▸ Task directions
Quote all of the data below exactly, please.

▸ Data section
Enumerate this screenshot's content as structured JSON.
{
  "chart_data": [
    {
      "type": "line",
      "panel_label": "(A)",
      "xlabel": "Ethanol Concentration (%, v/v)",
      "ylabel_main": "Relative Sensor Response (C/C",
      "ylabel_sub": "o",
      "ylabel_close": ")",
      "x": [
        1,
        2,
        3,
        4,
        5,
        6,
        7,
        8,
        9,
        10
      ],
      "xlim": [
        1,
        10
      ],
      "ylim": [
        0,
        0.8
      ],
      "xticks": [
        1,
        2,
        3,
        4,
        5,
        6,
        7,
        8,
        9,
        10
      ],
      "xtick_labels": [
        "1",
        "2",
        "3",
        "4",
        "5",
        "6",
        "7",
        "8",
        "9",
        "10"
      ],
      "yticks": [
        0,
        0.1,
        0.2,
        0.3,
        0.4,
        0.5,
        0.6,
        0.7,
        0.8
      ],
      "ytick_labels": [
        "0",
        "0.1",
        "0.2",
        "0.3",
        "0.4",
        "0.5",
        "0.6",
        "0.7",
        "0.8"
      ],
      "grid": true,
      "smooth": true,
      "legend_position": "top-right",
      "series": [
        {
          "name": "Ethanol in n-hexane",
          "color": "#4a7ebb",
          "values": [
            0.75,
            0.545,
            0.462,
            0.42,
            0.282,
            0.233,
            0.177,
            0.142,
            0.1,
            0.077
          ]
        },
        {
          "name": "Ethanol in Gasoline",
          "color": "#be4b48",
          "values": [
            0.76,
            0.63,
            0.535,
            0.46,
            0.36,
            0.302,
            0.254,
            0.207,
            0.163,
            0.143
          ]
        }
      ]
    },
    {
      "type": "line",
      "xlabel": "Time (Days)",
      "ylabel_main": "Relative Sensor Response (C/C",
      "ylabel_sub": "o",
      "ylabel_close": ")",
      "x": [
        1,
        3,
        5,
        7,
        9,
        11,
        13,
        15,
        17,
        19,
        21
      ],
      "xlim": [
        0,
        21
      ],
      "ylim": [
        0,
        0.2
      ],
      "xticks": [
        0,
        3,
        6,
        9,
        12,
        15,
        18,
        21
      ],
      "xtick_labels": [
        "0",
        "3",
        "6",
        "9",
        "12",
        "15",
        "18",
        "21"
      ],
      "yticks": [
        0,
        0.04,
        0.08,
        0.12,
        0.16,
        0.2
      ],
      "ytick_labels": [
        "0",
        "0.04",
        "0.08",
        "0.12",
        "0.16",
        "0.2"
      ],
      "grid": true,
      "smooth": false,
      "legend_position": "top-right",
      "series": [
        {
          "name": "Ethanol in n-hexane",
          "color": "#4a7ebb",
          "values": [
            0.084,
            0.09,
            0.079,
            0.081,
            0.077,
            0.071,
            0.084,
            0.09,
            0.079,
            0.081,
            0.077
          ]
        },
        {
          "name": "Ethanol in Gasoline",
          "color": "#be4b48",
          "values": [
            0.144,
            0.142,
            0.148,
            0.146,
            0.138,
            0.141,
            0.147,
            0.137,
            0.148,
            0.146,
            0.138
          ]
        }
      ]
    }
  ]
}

▸ Task response
Enumerate this screenshot's content as structured JSON.
{
  "chart_data": [
    {
      "type": "line",
      "panel_label": "(A)",
      "xlabel": "Ethanol Concentration (%, v/v)",
      "ylabel_main": "Relative Sensor Response (C/C",
      "ylabel_sub": "o",
      "ylabel_close": ")",
      "x": [
        1,
        2,
        3,
        4,
        5,
        6,
        7,
        8,
        9,
        10
      ],
      "xlim": [
        1,
        10
      ],
      "ylim": [
        0,
        0.8
      ],
      "xticks": [
        1,
        2,
        3,
        4,
        5,
        6,
        7,
        8,
        9,
        10
      ],
      "xtick_labels": [
        "1",
        "2",
        "3",
        "4",
        "5",
        "6",
        "7",
        "8",
        "9",
        "10"
      ],
      "yticks": [
        0,
        0.1,
        0.2,
        0.3,
        0.4,
        0.5,
        0.6,
        0.7,
        0.8
      ],
      "ytick_labels": [
        "0",
        "0.1",
        "0.2",
        "0.3",
        "0.4",
        "0.5",
        "0.6",
        "0.7",
        "0.8"
      ],
      "grid": true,
      "smooth": true,
      "legend_position": "top-right",
      "series": [
        {
          "name": "Ethanol in n-hexane",
          "color": "#4a7ebb",
          "values": [
            0.75,
            0.545,
            0.462,
            0.42,
            0.282,
            0.233,
            0.177,
            0.142,
            0.1,
            0.077
          ]
        },
        {
          "name": "Ethanol in Gasoline",
          "color": "#be4b48",
          "values": [
            0.76,
            0.63,
            0.535,
            0.46,
            0.36,
            0.302,
            0.254,
            0.207,
            0.163,
            0.143
          ]
        }
      ]
    },
    {
      "type": "line",
      "xlabel": "Time (Days)",
      "ylabel_main": "Relative Sensor Response (C/C",
      "ylabel_sub": "o",
      "ylabel_close": ")",
      "x": [
        1,
        3,
        5,
        7,
        9,
        11,
        13,
        15,
        17,
        19,
        21
      ],
      "xlim": [
        0,
        21
      ],
      "ylim": [
        0,
        0.2
      ],
      "xticks": [
        0,
        3,
        6,
        9,
        12,
        15,
        18,
        21
      ],
      "xtick_labels": [
        "0",
        "3",
        "6",
        "9",
        "12",
        "15",
        "18",
        "21"
      ],
      "yticks": [
        0,
        0.04,
        0.08,
        0.12,
        0.16,
        0.2
      ],
      "ytick_labels": [
        "0",
        "0.04",
        "0.08",
        "0.12",
        "0.16",
        "0.2"
      ],
      "grid": true,
      "smooth": false,
      "legend_position": "top-right",
      "series": [
        {
          "name": "Ethanol in n-hexane",
          "color": "#4a7ebb",
          "values": [
            0.084,
            0.09,
            0.079,
            0.081,
            0.077,
            0.071,
            0.084,
            0.09,
            0.079,
            0.081,
            0.077
          ]
        },
        {
          "name": "Ethanol in Gasoline",
          "color": "#be4b48",
          "values": [
            0.144,
            0.142,
            0.148,
            0.146,
            0.138,
            0.141,
            0.147,
            0.137,
            0.148,
            0.146,
            0.138
          ]
        }
      ]
    }
  ]
}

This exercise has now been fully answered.